> **ENTRIES SHOWN**:
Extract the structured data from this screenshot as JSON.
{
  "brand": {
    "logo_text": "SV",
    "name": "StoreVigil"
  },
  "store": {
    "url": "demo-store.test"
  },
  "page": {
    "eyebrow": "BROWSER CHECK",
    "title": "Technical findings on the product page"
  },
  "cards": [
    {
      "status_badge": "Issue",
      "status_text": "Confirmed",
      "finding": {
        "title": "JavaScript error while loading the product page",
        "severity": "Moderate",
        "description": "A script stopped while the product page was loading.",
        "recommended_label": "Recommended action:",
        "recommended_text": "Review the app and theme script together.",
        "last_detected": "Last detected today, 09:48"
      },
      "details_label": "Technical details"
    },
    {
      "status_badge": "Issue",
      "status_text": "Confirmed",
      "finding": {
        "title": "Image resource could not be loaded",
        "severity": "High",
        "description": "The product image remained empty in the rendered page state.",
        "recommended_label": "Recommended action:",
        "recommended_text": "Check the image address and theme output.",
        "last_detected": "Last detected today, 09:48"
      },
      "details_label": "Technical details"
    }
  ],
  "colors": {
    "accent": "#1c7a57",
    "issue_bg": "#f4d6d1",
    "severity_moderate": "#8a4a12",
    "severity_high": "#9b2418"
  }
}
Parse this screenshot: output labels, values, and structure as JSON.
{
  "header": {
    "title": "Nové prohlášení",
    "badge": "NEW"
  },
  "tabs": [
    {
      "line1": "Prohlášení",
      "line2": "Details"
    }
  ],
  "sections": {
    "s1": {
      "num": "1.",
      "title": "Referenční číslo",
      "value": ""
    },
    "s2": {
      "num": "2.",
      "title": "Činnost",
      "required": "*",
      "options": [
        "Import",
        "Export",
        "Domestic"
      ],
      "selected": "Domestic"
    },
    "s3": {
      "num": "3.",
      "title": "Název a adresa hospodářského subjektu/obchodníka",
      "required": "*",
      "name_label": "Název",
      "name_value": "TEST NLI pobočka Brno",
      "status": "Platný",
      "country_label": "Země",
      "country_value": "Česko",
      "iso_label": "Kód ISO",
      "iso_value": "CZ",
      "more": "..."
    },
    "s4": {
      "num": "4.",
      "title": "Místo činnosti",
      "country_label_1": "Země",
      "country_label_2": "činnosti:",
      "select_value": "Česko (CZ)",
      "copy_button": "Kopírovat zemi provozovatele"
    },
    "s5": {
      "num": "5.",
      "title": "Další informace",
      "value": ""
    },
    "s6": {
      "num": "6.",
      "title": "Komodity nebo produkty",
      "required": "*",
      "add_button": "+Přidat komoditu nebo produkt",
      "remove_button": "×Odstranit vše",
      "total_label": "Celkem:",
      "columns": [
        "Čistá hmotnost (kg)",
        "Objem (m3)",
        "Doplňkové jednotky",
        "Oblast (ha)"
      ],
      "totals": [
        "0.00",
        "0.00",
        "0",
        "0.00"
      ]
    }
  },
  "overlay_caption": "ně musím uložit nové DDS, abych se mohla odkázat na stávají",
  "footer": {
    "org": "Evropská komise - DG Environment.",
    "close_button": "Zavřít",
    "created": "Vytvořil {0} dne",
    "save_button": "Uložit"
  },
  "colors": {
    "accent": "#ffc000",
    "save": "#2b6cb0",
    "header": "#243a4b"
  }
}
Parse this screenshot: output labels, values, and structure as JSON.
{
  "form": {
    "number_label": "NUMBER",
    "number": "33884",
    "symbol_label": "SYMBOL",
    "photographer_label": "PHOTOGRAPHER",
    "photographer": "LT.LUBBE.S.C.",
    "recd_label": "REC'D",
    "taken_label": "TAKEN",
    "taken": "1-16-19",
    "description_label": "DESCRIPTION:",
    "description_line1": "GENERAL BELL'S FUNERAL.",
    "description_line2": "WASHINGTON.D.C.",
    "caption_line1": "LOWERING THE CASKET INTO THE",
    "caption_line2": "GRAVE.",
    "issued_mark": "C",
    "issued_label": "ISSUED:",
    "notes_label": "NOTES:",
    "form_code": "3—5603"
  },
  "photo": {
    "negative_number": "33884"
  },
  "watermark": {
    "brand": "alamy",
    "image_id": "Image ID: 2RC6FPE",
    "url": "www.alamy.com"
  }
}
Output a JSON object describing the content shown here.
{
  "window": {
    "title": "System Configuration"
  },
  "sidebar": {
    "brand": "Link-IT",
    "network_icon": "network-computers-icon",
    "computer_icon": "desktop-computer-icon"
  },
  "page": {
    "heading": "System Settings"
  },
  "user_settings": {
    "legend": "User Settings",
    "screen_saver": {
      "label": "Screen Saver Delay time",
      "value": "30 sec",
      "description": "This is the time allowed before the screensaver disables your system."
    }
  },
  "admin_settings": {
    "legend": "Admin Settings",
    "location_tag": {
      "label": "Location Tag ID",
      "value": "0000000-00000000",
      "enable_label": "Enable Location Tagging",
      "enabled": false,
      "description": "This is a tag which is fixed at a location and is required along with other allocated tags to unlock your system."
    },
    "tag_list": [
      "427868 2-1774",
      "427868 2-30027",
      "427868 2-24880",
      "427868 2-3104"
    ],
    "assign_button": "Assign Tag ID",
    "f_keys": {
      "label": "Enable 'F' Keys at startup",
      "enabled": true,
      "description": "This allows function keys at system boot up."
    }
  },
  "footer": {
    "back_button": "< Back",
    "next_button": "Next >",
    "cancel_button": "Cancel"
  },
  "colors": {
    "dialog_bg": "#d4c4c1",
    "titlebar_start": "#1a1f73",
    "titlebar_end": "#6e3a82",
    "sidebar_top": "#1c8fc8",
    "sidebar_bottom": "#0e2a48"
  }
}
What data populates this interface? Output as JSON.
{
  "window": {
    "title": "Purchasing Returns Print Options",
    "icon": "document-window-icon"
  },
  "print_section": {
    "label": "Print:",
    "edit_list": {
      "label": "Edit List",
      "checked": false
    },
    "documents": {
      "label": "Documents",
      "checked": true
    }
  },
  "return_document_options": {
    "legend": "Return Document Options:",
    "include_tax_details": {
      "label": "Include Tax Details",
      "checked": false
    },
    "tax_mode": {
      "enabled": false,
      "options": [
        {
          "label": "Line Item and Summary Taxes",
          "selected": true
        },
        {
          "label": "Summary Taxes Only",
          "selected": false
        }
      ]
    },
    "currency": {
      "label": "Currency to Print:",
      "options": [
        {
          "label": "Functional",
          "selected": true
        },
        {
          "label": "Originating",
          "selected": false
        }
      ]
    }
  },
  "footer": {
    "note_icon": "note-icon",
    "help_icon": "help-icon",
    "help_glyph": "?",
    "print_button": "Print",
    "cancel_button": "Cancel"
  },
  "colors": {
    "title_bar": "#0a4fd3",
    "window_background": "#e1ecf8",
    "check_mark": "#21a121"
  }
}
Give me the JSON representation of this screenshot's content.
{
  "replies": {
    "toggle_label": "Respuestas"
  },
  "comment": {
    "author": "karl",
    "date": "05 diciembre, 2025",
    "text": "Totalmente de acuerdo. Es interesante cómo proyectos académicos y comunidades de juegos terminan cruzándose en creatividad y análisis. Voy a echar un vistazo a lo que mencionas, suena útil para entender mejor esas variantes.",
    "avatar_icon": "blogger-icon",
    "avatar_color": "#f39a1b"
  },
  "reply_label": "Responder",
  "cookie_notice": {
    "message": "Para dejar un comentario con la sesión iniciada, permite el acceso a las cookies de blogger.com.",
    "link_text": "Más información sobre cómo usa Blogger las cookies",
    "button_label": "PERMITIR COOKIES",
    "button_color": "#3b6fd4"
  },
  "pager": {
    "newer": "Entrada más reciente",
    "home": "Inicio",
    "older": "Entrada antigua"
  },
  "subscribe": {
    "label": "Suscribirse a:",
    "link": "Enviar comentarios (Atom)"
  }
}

> **REQUIREMENT**:
Quote every line of the data, word for word.

> **COMPLETED EXERCISE**:
Extract the structured data from this screenshot as JSON.
{
  "brand": {
    "logo_text": "SV",
    "name": "StoreVigil"
  },
  "store": {
    "url": "demo-store.test"
  },
  "page": {
    "eyebrow": "BROWSER CHECK",
    "title": "Technical findings on the product page"
  },
  "cards": [
    {
      "status_badge": "Issue",
      "status_text": "Confirmed",
      "finding": {
        "title": "JavaScript error while loading the product page",
        "severity": "Moderate",
        "description": "A script stopped while the product page was loading.",
        "recommended_label": "Recommended action:",
        "recommended_text": "Review the app and theme script together.",
        "last_detected": "Last detected today, 09:48"
      },
      "details_label": "Technical details"
    },
    {
      "status_badge": "Issue",
      "status_text": "Confirmed",
      "finding": {
        "title": "Image resource could not be loaded",
        "severity": "High",
        "description": "The product image remained empty in the rendered page state.",
        "recommended_label": "Recommended action:",
        "recommended_text": "Check the image address and theme output.",
        "last_detected": "Last detected today, 09:48"
      },
      "details_label": "Technical details"
    }
  ],
  "colors": {
    "accent": "#1c7a57",
    "issue_bg": "#f4d6d1",
    "severity_moderate": "#8a4a12",
    "severity_high": "#9b2418"
  }
}
Parse this screenshot: output labels, values, and structure as JSON.
{
  "header": {
    "title": "Nové prohlášení",
    "badge": "NEW"
  },
  "tabs": [
    {
      "line1": "Prohlášení",
      "line2": "Details"
    }
  ],
  "sections": {
    "s1": {
      "num": "1.",
      "title": "Referenční číslo",
      "value": ""
    },
    "s2": {
      "num": "2.",
      "title": "Činnost",
      "required": "*",
      "options": [
        "Import",
        "Export",
        "Domestic"
      ],
      "selected": "Domestic"
    },
    "s3": {
      "num": "3.",
      "title": "Název a adresa hospodářského subjektu/obchodníka",
      "required": "*",
      "name_label": "Název",
      "name_value": "TEST NLI pobočka Brno",
      "status": "Platný",
      "country_label": "Země",
      "country_value": "Česko",
      "iso_label": "Kód ISO",
      "iso_value": "CZ",
      "more": "..."
    },
    "s4": {
      "num": "4.",
      "title": "Místo činnosti",
      "country_label_1": "Země",
      "country_label_2": "činnosti:",
      "select_value": "Česko (CZ)",
      "copy_button": "Kopírovat zemi provozovatele"
    },
    "s5": {
      "num": "5.",
      "title": "Další informace",
      "value": ""
    },
    "s6": {
      "num": "6.",
      "title": "Komodity nebo produkty",
      "required": "*",
      "add_button": "+Přidat komoditu nebo produkt",
      "remove_button": "×Odstranit vše",
      "total_label": "Celkem:",
      "columns": [
        "Čistá hmotnost (kg)",
        "Objem (m3)",
        "Doplňkové jednotky",
        "Oblast (ha)"
      ],
      "totals": [
        "0.00",
        "0.00",
        "0",
        "0.00"
      ]
    }
  },
  "overlay_caption": "ně musím uložit nové DDS, abych se mohla odkázat na stávají",
  "footer": {
    "org": "Evropská komise - DG Environment.",
    "close_button": "Zavřít",
    "created": "Vytvořil {0} dne",
    "save_button": "Uložit"
  },
  "colors": {
    "accent": "#ffc000",
    "save": "#2b6cb0",
    "header": "#243a4b"
  }
}
Parse this screenshot: output labels, values, and structure as JSON.
{
  "form": {
    "number_label": "NUMBER",
    "number": "33884",
    "symbol_label": "SYMBOL",
    "photographer_label": "PHOTOGRAPHER",
    "photographer": "LT.LUBBE.S.C.",
    "recd_label": "REC'D",
    "taken_label": "TAKEN",
    "taken": "1-16-19",
    "description_label": "DESCRIPTION:",
    "description_line1": "GENERAL BELL'S FUNERAL.",
    "description_line2": "WASHINGTON.D.C.",
    "caption_line1": "LOWERING THE CASKET INTO THE",
    "caption_line2": "GRAVE.",
    "issued_mark": "C",
    "issued_label": "ISSUED:",
    "notes_label": "NOTES:",
    "form_code": "3—5603"
  },
  "photo": {
    "negative_number": "33884"
  },
  "watermark": {
    "brand": "alamy",
    "image_id": "Image ID: 2RC6FPE",
    "url": "www.alamy.com"
  }
}
Output a JSON object describing the content shown here.
{
  "window": {
    "title": "System Configuration"
  },
  "sidebar": {
    "brand": "Link-IT",
    "network_icon": "network-computers-icon",
    "computer_icon": "desktop-computer-icon"
  },
  "page": {
    "heading": "System Settings"
  },
  "user_settings": {
    "legend": "User Settings",
    "screen_saver": {
      "label": "Screen Saver Delay time",
      "value": "30 sec",
      "description": "This is the time allowed before the screensaver disables your system."
    }
  },
  "admin_settings": {
    "legend": "Admin Settings",
    "location_tag": {
      "label": "Location Tag ID",
      "value": "0000000-00000000",
      "enable_label": "Enable Location Tagging",
      "enabled": false,
      "description": "This is a tag which is fixed at a location and is required along with other allocated tags to unlock your system."
    },
    "tag_list": [
      "427868 2-1774",
      "427868 2-30027",
      "427868 2-24880",
      "427868 2-3104"
    ],
    "assign_button": "Assign Tag ID",
    "f_keys": {
      "label": "Enable 'F' Keys at startup",
      "enabled": true,
      "description": "This allows function keys at system boot up."
    }
  },
  "footer": {
    "back_button": "< Back",
    "next_button": "Next >",
    "cancel_button": "Cancel"
  },
  "colors": {
    "dialog_bg": "#d4c4c1",
    "titlebar_start": "#1a1f73",
    "titlebar_end": "#6e3a82",
    "sidebar_top": "#1c8fc8",
    "sidebar_bottom": "#0e2a48"
  }
}
What data populates this interface? Output as JSON.
{
  "window": {
    "title": "Purchasing Returns Print Options",
    "icon": "document-window-icon"
  },
  "print_section": {
    "label": "Print:",
    "edit_list": {
      "label": "Edit List",
      "checked": false
    },
    "documents": {
      "label": "Documents",
      "checked": true
    }
  },
  "return_document_options": {
    "legend": "Return Document Options:",
    "include_tax_details": {
      "label": "Include Tax Details",
      "checked": false
    },
    "tax_mode": {
      "enabled": false,
      "options": [
        {
          "label": "Line Item and Summary Taxes",
          "selected": true
        },
        {
          "label": "Summary Taxes Only",
          "selected": false
        }
      ]
    },
    "currency": {
      "label": "Currency to Print:",
      "options": [
        {
          "label": "Functional",
          "selected": true
        },
        {
          "label": "Originating",
          "selected": false
        }
      ]
    }
  },
  "footer": {
    "note_icon": "note-icon",
    "help_icon": "help-icon",
    "help_glyph": "?",
    "print_button": "Print",
    "cancel_button": "Cancel"
  },
  "colors": {
    "title_bar": "#0a4fd3",
    "window_background": "#e1ecf8",
    "check_mark": "#21a121"
  }
}
Give me the JSON representation of this screenshot's content.
{
  "replies": {
    "toggle_label": "Respuestas"
  },
  "comment": {
    "author": "karl",
    "date": "05 diciembre, 2025",
    "text": "Totalmente de acuerdo. Es interesante cómo proyectos académicos y comunidades de juegos terminan cruzándose en creatividad y análisis. Voy a echar un vistazo a lo que mencionas, suena útil para entender mejor esas variantes.",
    "avatar_icon": "blogger-icon",
    "avatar_color": "#f39a1b"
  },
  "reply_label": "Responder",
  "cookie_notice": {
    "message": "Para dejar un comentario con la sesión iniciada, permite el acceso a las cookies de blogger.com.",
    "link_text": "Más información sobre cómo usa Blogger las cookies",
    "button_label": "PERMITIR COOKIES",
    "button_color": "#3b6fd4"
  },
  "pager": {
    "newer": "Entrada más reciente",
    "home": "Inicio",
    "older": "Entrada antigua"
  },
  "subscribe": {
    "label": "Suscribirse a:",
    "link": "Enviar comentarios (Atom)"
  }
}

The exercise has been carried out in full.